Take from the listing each line that has the string "this".

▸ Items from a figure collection
--------------------------------------------------

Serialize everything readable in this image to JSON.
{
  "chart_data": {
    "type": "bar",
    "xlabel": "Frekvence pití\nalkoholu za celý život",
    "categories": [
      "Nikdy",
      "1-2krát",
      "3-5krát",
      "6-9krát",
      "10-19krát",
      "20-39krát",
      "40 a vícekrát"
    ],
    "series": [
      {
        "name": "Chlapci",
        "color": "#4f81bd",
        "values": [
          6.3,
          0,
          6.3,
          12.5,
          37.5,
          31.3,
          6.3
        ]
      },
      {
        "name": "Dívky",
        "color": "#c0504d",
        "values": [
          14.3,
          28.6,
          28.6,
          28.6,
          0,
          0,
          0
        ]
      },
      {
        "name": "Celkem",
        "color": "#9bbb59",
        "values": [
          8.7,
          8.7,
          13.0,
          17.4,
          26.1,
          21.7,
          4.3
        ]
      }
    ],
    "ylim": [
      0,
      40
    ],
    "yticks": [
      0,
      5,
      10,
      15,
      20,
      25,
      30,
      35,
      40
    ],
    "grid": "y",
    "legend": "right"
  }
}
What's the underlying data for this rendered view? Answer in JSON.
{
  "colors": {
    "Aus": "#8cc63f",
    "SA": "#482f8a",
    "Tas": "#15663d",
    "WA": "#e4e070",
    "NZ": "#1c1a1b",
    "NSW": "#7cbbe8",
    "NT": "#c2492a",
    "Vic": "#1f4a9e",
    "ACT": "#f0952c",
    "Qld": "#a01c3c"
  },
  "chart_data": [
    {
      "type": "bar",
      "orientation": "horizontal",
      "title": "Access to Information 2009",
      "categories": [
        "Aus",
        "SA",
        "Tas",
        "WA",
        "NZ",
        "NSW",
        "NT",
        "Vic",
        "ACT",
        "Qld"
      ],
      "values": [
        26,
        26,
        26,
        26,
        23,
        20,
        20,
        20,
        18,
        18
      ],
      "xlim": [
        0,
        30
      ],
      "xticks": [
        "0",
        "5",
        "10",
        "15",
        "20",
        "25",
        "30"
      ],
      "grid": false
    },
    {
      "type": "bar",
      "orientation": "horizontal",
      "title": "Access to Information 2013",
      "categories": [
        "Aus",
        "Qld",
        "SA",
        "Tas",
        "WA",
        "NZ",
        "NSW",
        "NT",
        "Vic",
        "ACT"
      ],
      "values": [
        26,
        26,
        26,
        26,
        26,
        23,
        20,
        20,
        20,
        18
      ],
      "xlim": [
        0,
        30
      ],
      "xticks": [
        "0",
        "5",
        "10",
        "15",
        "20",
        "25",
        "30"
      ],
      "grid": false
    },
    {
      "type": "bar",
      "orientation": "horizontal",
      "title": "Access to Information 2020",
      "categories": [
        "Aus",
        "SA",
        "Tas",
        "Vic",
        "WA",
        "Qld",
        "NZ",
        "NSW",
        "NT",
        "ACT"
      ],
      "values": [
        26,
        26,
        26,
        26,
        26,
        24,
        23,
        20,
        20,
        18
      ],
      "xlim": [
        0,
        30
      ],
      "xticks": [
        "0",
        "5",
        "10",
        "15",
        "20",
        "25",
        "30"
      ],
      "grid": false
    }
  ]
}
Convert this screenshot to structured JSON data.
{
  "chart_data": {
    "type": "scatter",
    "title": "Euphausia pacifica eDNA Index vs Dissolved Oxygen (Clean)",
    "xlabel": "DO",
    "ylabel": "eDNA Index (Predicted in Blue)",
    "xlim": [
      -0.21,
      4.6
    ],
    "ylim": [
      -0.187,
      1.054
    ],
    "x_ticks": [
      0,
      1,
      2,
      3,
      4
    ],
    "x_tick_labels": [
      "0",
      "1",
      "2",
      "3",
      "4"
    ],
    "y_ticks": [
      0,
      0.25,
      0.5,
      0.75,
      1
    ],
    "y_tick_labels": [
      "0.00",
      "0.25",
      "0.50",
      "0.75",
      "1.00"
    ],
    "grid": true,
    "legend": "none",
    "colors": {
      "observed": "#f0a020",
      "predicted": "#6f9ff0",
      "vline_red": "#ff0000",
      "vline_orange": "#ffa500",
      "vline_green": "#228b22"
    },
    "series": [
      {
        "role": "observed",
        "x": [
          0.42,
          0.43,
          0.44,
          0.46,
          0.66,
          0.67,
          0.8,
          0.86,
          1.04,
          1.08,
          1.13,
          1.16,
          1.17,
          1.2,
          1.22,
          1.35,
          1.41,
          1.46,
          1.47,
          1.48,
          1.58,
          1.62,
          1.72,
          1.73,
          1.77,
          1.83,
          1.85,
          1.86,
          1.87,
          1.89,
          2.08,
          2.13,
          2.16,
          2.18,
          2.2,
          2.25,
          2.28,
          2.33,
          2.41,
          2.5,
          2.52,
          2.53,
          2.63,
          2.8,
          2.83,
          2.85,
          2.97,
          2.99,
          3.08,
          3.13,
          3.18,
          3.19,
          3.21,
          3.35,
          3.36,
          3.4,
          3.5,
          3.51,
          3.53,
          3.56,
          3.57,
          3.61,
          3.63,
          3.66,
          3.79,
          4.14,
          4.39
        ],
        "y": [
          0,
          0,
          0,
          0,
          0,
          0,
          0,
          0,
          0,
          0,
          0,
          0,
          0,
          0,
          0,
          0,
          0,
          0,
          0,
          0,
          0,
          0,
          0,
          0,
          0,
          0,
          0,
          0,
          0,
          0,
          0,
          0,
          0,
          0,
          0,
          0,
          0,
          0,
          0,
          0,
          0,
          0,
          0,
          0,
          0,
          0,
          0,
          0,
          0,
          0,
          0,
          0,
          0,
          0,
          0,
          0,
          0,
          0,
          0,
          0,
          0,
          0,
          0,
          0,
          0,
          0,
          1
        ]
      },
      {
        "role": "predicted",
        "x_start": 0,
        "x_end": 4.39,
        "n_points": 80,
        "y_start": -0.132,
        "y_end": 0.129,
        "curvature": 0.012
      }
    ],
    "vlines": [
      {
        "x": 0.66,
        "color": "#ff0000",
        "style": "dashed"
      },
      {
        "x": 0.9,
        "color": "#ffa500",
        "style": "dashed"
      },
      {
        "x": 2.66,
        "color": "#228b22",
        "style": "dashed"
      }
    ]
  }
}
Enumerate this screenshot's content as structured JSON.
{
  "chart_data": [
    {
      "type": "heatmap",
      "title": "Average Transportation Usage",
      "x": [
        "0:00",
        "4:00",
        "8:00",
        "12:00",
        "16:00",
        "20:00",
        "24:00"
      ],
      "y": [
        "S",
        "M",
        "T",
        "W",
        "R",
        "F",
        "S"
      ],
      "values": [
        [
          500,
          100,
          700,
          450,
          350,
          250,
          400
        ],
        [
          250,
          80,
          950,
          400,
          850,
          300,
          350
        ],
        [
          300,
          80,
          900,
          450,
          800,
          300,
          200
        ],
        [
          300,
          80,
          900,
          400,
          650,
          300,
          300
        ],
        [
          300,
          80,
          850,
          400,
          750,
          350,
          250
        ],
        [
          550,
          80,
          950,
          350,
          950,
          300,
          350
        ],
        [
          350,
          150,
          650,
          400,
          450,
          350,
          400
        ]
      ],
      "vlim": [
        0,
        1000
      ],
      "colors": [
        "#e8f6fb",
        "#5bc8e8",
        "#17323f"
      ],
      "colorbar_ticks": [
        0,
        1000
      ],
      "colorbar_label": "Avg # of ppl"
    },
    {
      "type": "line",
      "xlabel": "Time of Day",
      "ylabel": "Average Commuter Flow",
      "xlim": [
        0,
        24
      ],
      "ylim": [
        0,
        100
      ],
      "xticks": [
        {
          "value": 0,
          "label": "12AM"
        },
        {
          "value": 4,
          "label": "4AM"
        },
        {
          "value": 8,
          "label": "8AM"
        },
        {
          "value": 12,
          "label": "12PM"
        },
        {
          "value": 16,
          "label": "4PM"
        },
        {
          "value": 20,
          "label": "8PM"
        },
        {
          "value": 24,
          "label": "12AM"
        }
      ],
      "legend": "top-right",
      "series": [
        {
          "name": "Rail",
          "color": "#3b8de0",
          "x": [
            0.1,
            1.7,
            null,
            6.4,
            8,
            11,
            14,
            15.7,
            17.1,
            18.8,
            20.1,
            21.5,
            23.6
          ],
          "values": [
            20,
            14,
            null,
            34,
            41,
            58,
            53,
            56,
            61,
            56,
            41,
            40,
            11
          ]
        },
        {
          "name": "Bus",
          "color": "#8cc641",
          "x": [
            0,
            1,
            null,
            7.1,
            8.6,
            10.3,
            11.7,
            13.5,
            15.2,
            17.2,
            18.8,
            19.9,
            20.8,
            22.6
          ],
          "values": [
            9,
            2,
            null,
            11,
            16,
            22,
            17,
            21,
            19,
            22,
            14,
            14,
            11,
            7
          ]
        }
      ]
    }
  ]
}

--------------------------------------------------

▸ Task solution
Serialize everything readable in this image to JSON.
What's the underlying data for this rendered view? Answer in JSON.
Convert this screenshot to structured JSON data.
Enumerate this screenshot's content as structured JSON.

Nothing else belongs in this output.